→ **Directions for this task**
Below are records to repeat exactly. Omit the pictures from the copy.

→ **Supplied information**
....
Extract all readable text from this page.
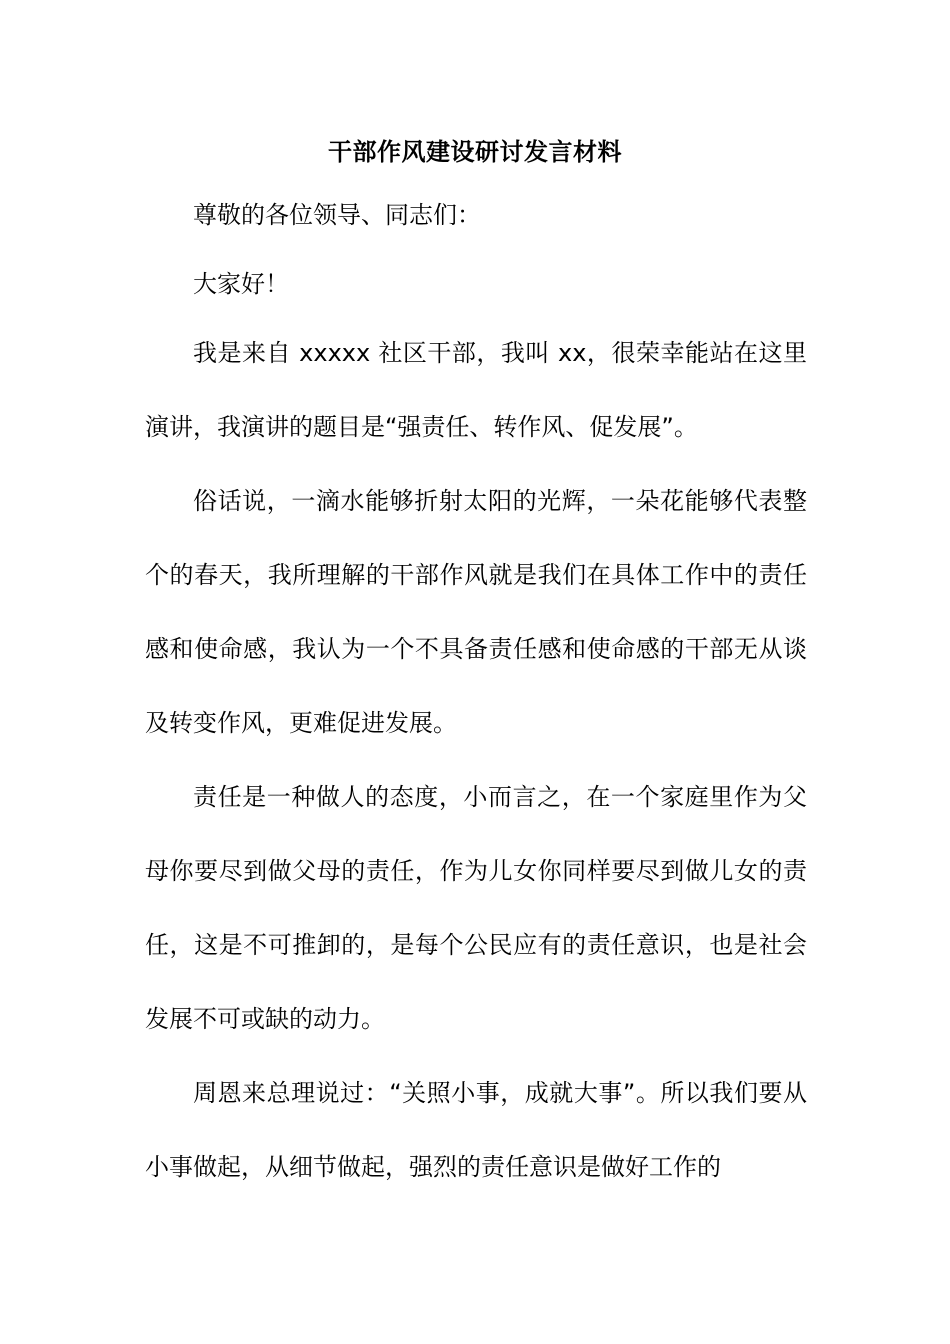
干部作风建设研讨发言材料

尊敬的各位领导、同志们：

大家好！

我是来自 xxxxx 社区干部，我叫 xx，很荣幸能站在这里演讲，我演讲的题目是“强责任、转作风、促发展”。

俗话说，一滴水能够折射太阳的光辉，一朵花能够代表整个的春天，我所理解的干部作风就是我们在具体工作中的责任感和使命感，我认为一个不具备责任感和使命感的干部无从谈及转变作风，更难促进发展。

责任是一种做人的态度，小而言之，在一个家庭里作为父母你要尽到做父母的责任，作为儿女你同样要尽到做儿女的责任，这是不可推卸的，是每个公民应有的责任意识，也是社会发展不可或缺的动力。

周恩来总理说过：“关照小事，成就大事”。所以我们要从小事做起，从细节做起，强烈的责任意识是做好工作的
....
→ **Result of this task**
Extract all readable text from this page.
干部作风建设研讨发言材料

尊敬的各位领导、同志们：

大家好！

我是来自 xxxxx 社区干部，我叫 xx，很荣幸能站在这里演讲，我演讲的题目是“强责任、转作风、促发展”。

俗话说，一滴水能够折射太阳的光辉，一朵花能够代表整个的春天，我所理解的干部作风就是我们在具体工作中的责任感和使命感，我认为一个不具备责任感和使命感的干部无从谈及转变作风，更难促进发展。

责任是一种做人的态度，小而言之，在一个家庭里作为父母你要尽到做父母的责任，作为儿女你同样要尽到做儿女的责任，这是不可推卸的，是每个公民应有的责任意识，也是社会发展不可或缺的动力。

周恩来总理说过：“关照小事，成就大事”。所以我们要从小事做起，从细节做起，强烈的责任意识是做好工作的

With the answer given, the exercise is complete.